What the task requires: Repeat the entries that follow verbatim, without any of their pictures.

Dataset:
* * *
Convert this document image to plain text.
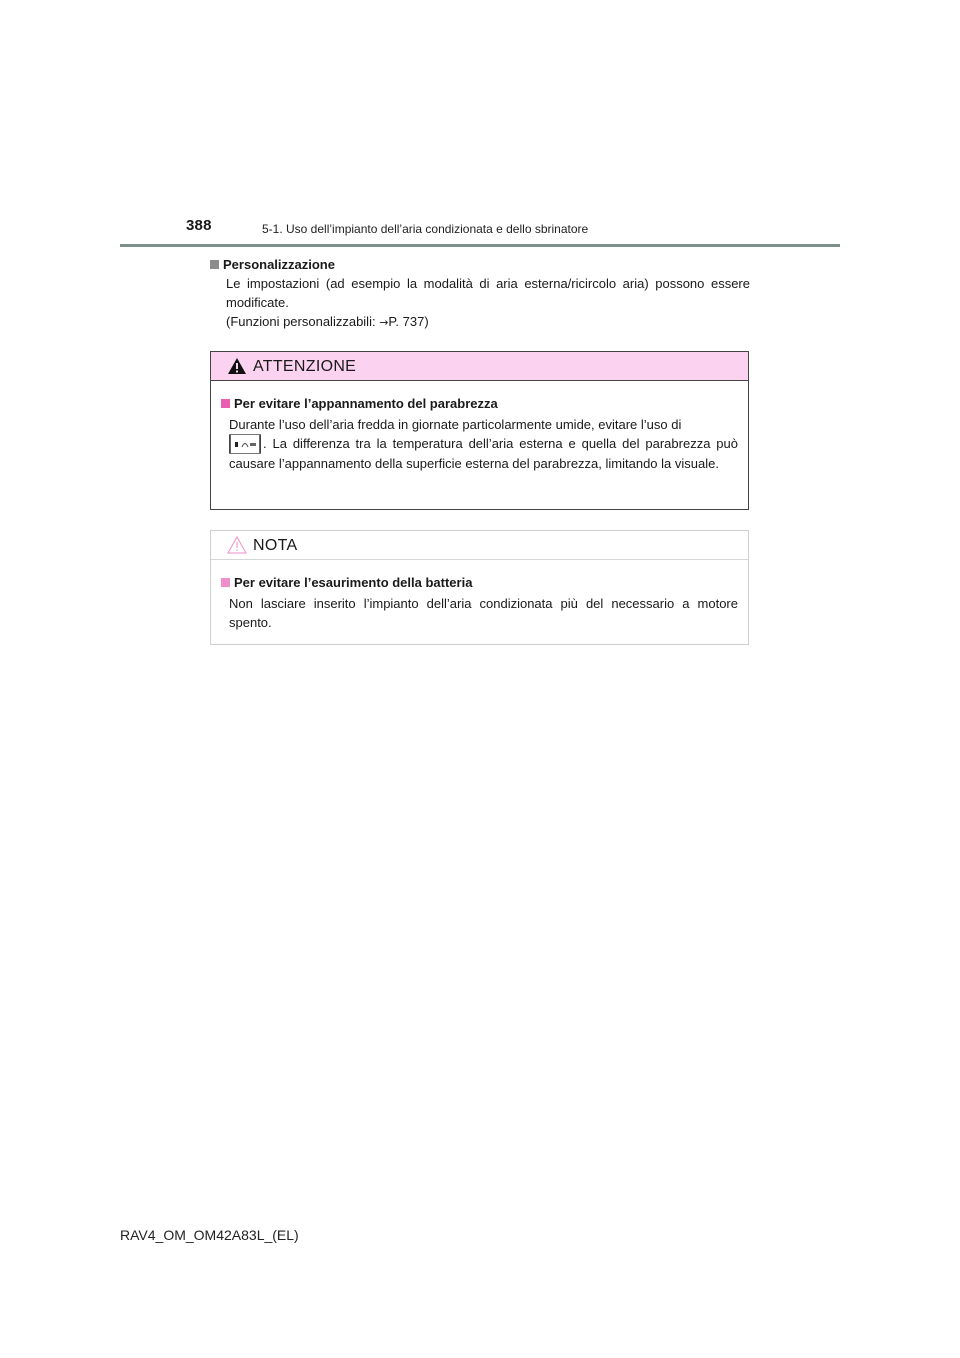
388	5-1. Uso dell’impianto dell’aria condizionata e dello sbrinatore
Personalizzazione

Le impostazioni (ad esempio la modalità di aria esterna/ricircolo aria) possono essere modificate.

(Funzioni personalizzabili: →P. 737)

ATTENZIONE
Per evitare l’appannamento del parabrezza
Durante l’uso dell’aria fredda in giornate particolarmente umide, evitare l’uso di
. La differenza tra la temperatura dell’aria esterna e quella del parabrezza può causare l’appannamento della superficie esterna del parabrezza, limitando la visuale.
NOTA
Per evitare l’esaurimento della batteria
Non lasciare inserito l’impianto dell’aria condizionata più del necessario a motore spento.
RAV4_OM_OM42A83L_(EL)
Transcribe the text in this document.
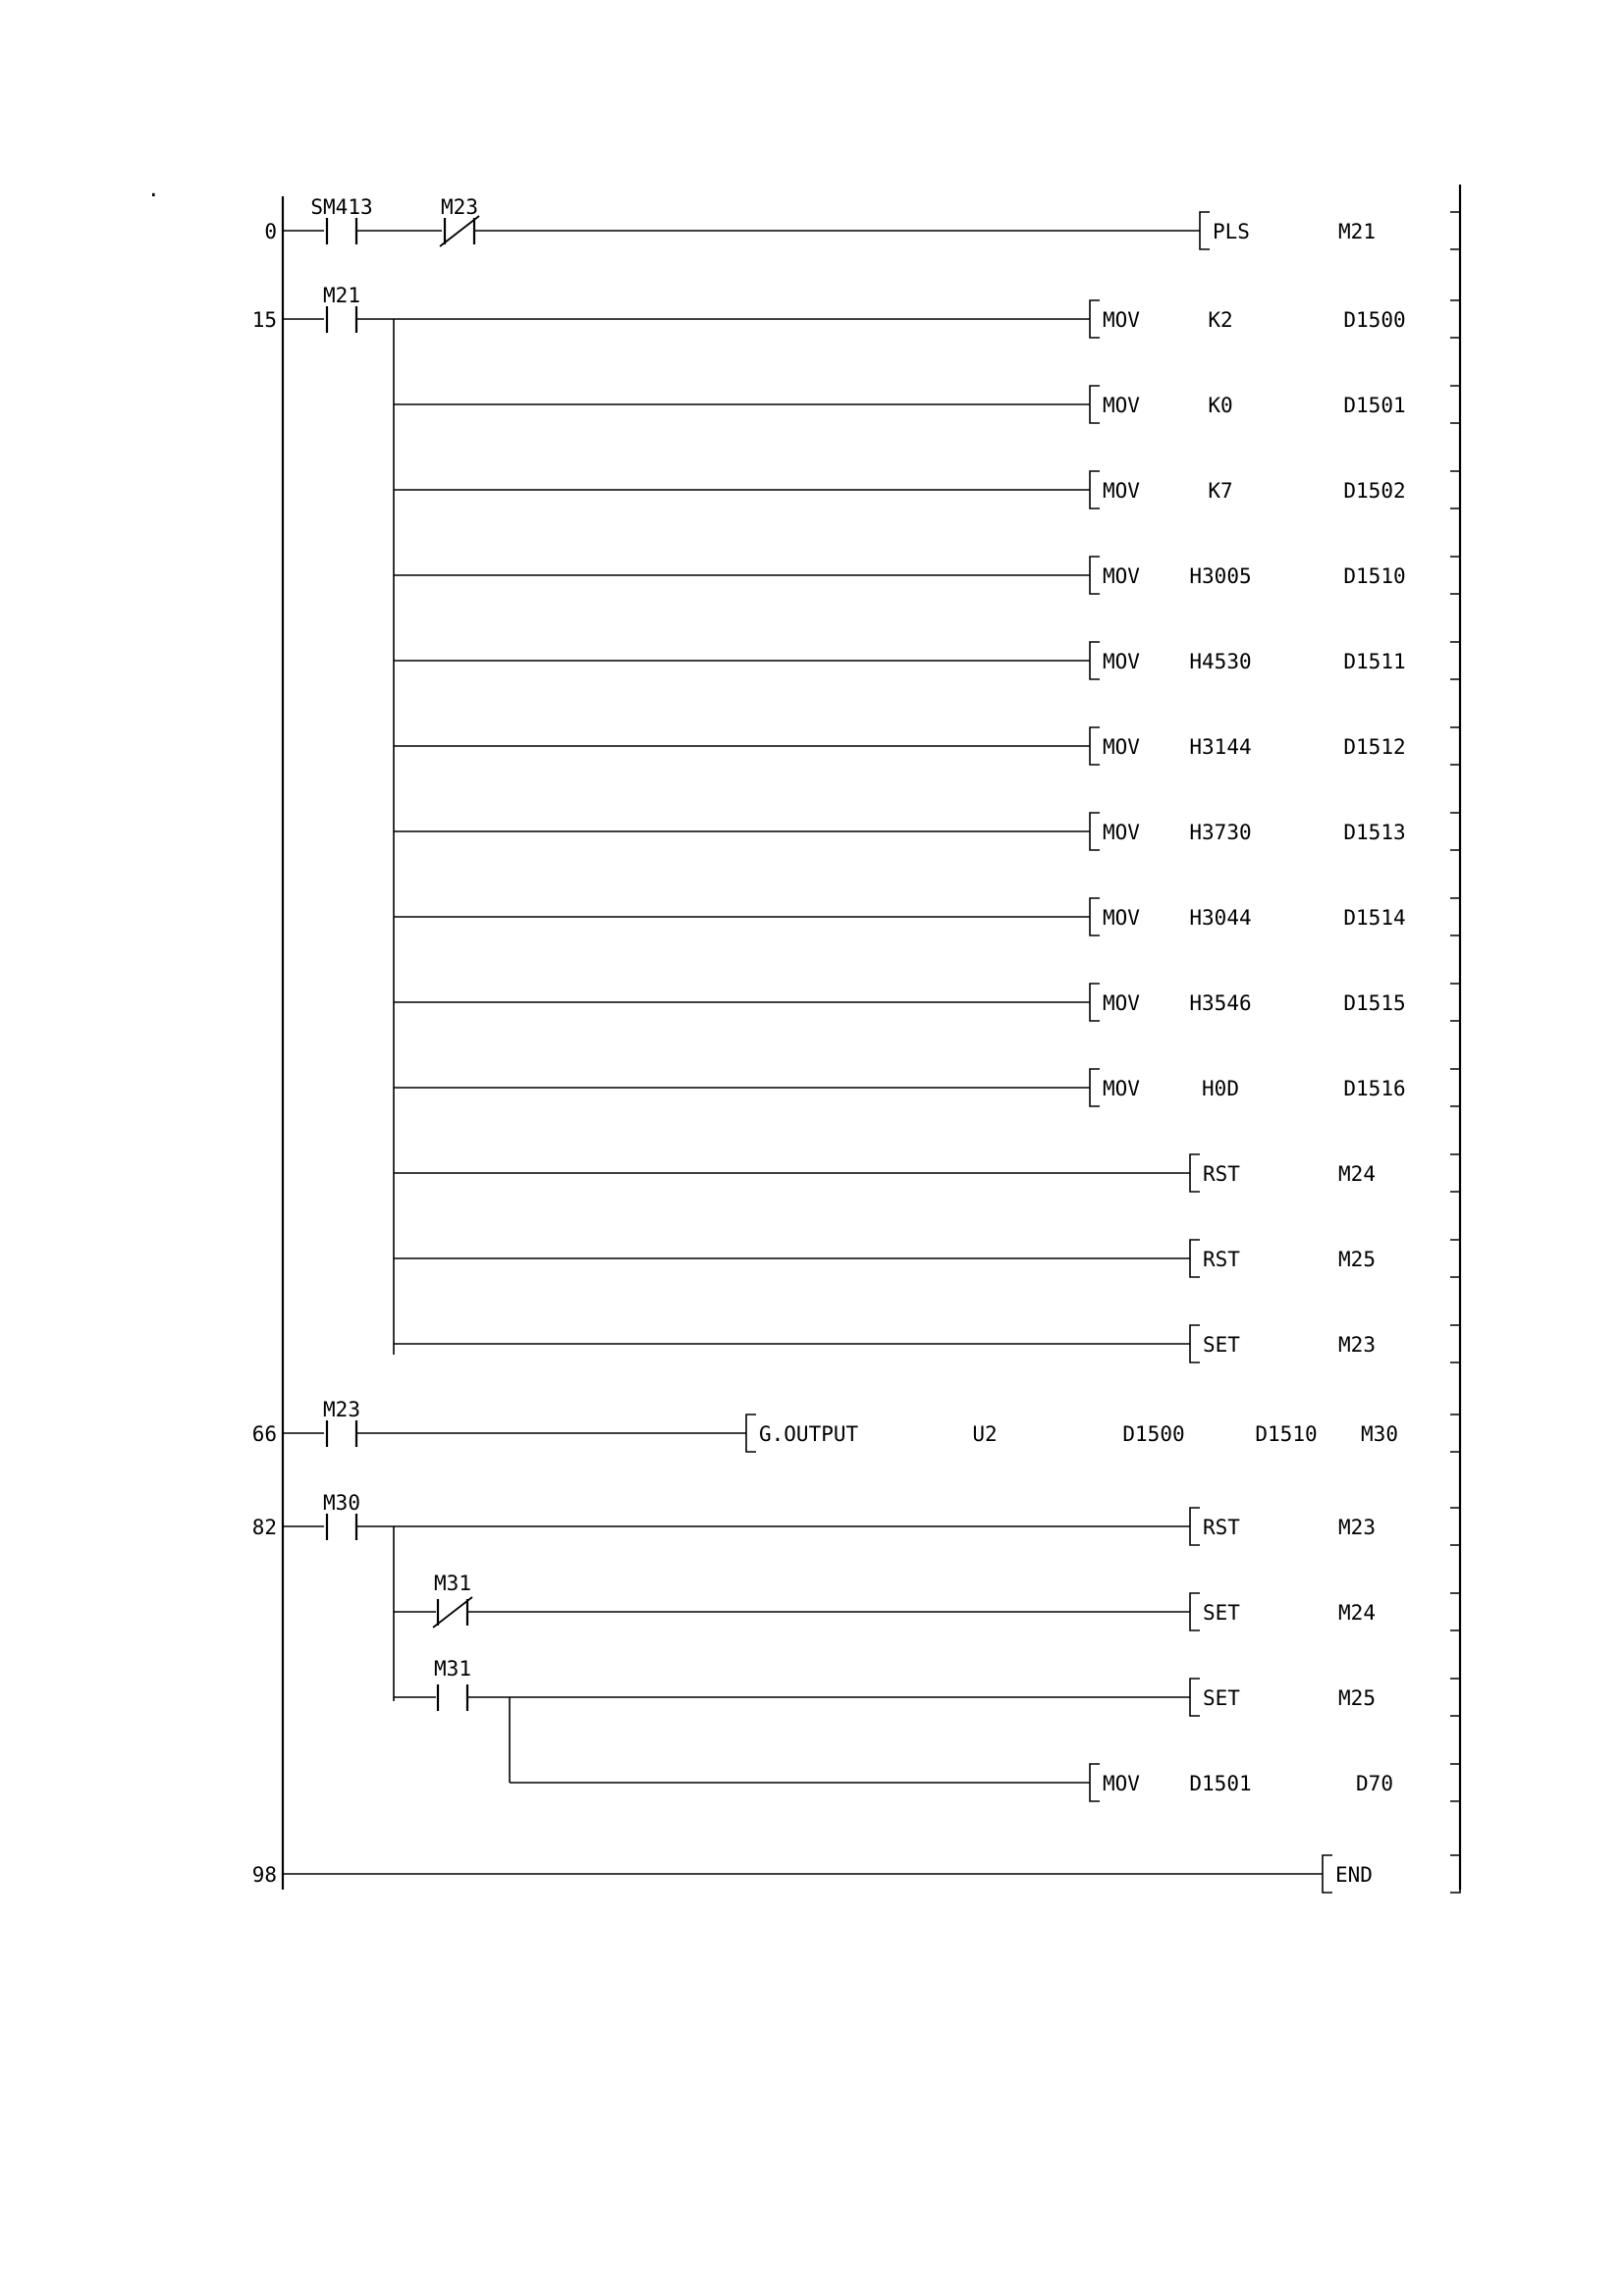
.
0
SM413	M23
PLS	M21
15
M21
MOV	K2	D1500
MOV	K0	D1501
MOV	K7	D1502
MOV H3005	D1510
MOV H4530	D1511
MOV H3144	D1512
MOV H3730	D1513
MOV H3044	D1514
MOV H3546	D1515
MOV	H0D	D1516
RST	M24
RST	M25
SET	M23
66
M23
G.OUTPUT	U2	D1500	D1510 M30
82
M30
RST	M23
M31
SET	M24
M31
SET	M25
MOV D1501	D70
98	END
* * *
Result below:
Convert this document image to plain text.
388	5-1. Uso dell’impianto dell’aria condizionata e dello sbrinatore
Personalizzazione

Le impostazioni (ad esempio la modalità di aria esterna/ricircolo aria) possono essere modificate.

(Funzioni personalizzabili: →P. 737)

ATTENZIONE
Per evitare l’appannamento del parabrezza
Durante l’uso dell’aria fredda in giornate particolarmente umide, evitare l’uso di
. La differenza tra la temperatura dell’aria esterna e quella del parabrezza può causare l’appannamento della superficie esterna del parabrezza, limitando la visuale.
NOTA
Per evitare l’esaurimento della batteria
Non lasciare inserito l’impianto dell’aria condizionata più del necessario a motore spento.
RAV4_OM_OM42A83L_(EL)
Transcribe the text in this document.
.
0
SM413	M23
PLS	M21
15
M21
MOV	K2	D1500
MOV	K0	D1501
MOV	K7	D1502
MOV H3005	D1510
MOV H4530	D1511
MOV H3144	D1512
MOV H3730	D1513
MOV H3044	D1514
MOV H3546	D1515
MOV	H0D	D1516
RST	M24
RST	M25
SET	M23
66
M23
G.OUTPUT	U2	D1500	D1510 M30
82
M30
RST	M23
M31
SET	M24
M31
SET	M25
MOV D1501	D70
98	END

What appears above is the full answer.